Exercise requirements = Copy out all the data, word for word.

Data for this task =

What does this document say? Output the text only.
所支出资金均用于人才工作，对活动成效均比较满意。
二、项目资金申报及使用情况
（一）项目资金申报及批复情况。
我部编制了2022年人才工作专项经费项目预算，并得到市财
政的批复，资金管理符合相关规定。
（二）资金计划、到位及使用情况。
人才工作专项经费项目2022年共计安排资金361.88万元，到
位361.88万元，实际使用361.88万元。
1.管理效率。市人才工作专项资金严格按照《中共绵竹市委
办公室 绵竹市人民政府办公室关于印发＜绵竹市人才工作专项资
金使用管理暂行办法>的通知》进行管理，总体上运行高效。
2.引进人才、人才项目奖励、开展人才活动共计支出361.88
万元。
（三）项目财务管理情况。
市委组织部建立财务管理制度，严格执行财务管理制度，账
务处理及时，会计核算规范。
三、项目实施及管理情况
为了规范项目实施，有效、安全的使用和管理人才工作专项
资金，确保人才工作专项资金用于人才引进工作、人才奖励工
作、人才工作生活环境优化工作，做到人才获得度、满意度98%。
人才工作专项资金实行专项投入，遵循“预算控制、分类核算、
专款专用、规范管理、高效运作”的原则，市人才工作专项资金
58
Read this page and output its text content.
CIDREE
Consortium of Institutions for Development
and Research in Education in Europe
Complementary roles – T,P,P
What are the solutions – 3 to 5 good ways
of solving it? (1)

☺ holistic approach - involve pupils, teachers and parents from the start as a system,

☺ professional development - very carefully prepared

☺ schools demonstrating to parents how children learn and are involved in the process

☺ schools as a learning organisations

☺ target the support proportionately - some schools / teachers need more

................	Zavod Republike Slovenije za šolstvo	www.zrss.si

Problem solution =
What does this document say? Output the text only.
所支出资金均用于人才工作，对活动成效均比较满意。
二、项目资金申报及使用情况
（一）项目资金申报及批复情况。
我部编制了2022年人才工作专项经费项目预算，并得到市财
政的批复，资金管理符合相关规定。
（二）资金计划、到位及使用情况。
人才工作专项经费项目2022年共计安排资金361.88万元，到
位361.88万元，实际使用361.88万元。
1.管理效率。市人才工作专项资金严格按照《中共绵竹市委
办公室 绵竹市人民政府办公室关于印发＜绵竹市人才工作专项资
金使用管理暂行办法>的通知》进行管理，总体上运行高效。
2.引进人才、人才项目奖励、开展人才活动共计支出361.88
万元。
（三）项目财务管理情况。
市委组织部建立财务管理制度，严格执行财务管理制度，账
务处理及时，会计核算规范。
三、项目实施及管理情况
为了规范项目实施，有效、安全的使用和管理人才工作专项
资金，确保人才工作专项资金用于人才引进工作、人才奖励工
作、人才工作生活环境优化工作，做到人才获得度、满意度98%。
人才工作专项资金实行专项投入，遵循“预算控制、分类核算、
专款专用、规范管理、高效运作”的原则，市人才工作专项资金
58
Read this page and output its text content.
CIDREE
Consortium of Institutions for Development
and Research in Education in Europe
Complementary roles – T,P,P
What are the solutions – 3 to 5 good ways
of solving it? (1)

☺ holistic approach - involve pupils, teachers and parents from the start as a system,

☺ professional development - very carefully prepared

☺ schools demonstrating to parents how children learn and are involved in the process

☺ schools as a learning organisations

☺ target the support proportionately - some schools / teachers need more

................	Zavod Republike Slovenije za šolstvo	www.zrss.si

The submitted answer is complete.